-- Start of Material shown --

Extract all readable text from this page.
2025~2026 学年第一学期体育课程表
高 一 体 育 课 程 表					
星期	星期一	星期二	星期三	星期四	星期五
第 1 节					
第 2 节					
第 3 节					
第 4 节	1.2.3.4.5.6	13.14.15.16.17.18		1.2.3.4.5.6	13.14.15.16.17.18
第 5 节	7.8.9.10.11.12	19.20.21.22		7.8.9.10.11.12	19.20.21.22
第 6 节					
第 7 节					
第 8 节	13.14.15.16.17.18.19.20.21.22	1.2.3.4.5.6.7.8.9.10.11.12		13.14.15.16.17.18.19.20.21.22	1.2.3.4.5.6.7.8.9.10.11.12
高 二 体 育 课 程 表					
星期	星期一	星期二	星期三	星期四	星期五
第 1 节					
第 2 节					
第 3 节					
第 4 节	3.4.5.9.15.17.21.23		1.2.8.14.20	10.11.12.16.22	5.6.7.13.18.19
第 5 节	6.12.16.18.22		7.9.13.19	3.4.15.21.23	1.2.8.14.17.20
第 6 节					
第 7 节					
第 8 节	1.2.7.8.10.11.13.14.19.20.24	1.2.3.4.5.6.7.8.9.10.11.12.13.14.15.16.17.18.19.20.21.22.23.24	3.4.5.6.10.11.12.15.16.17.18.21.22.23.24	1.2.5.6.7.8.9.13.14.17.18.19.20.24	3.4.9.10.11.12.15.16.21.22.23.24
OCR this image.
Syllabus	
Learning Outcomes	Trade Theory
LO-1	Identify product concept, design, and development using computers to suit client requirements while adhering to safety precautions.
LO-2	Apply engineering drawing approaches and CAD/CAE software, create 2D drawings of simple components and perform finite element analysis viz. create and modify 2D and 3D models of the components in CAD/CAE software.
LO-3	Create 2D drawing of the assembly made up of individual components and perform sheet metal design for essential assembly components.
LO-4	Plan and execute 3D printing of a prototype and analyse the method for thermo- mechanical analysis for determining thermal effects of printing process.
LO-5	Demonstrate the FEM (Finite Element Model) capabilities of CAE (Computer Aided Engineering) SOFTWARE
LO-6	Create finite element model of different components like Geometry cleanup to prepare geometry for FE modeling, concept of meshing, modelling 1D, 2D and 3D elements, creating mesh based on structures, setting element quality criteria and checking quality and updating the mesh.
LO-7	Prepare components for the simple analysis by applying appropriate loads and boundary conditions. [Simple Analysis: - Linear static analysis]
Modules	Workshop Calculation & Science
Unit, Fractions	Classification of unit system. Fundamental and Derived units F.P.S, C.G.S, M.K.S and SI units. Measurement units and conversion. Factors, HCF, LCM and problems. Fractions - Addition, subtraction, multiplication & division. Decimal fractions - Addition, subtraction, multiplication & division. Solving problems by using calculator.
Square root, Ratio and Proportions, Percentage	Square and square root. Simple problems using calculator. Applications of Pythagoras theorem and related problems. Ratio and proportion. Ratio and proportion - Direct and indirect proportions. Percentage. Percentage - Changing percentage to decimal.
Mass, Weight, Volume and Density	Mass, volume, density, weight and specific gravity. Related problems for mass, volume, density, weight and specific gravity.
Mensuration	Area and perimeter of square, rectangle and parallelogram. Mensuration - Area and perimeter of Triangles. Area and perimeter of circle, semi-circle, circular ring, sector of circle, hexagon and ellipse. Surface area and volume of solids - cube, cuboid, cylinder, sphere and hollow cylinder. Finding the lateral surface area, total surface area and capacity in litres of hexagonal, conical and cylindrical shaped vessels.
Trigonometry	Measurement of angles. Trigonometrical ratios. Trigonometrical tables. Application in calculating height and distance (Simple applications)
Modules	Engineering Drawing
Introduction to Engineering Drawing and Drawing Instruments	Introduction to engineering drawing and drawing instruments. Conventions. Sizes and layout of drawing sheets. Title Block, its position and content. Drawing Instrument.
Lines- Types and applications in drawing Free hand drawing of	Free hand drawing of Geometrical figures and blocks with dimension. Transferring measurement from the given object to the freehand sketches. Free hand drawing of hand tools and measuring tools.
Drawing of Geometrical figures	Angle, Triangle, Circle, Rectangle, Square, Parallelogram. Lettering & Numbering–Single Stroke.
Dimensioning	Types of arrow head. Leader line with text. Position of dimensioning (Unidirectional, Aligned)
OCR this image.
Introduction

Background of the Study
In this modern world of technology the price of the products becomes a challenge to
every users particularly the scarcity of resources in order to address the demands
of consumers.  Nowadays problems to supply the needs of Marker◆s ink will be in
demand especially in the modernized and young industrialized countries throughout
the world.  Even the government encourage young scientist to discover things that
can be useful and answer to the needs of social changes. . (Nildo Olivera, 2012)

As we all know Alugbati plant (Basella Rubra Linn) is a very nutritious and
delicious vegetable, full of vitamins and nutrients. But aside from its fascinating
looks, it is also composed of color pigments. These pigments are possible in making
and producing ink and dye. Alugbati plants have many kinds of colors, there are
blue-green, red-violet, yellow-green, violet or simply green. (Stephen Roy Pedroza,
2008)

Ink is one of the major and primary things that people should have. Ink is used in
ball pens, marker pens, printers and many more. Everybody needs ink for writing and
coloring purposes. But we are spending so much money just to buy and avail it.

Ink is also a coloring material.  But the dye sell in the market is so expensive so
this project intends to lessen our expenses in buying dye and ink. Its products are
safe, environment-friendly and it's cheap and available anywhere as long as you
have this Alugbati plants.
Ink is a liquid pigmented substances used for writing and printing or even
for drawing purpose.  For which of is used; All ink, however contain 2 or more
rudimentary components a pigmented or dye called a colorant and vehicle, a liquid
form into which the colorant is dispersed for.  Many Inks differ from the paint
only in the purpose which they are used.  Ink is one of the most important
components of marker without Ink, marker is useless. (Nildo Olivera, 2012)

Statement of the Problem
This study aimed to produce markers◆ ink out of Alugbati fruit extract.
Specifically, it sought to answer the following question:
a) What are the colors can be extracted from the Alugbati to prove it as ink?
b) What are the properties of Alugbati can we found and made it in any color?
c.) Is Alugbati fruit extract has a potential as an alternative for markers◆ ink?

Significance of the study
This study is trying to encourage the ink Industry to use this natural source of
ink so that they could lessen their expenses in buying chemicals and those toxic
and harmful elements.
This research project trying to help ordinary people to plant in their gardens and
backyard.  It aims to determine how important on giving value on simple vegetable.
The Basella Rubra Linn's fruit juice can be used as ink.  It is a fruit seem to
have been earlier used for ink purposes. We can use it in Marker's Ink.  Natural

-- End of Material shown --

Goal: Scan the records above for the string "products", then select every line that holds it.

Full output:
In this modern world of technology the price of the products becomes a challenge to
this project intends to lessen our expenses in buying dye and ink. Its products are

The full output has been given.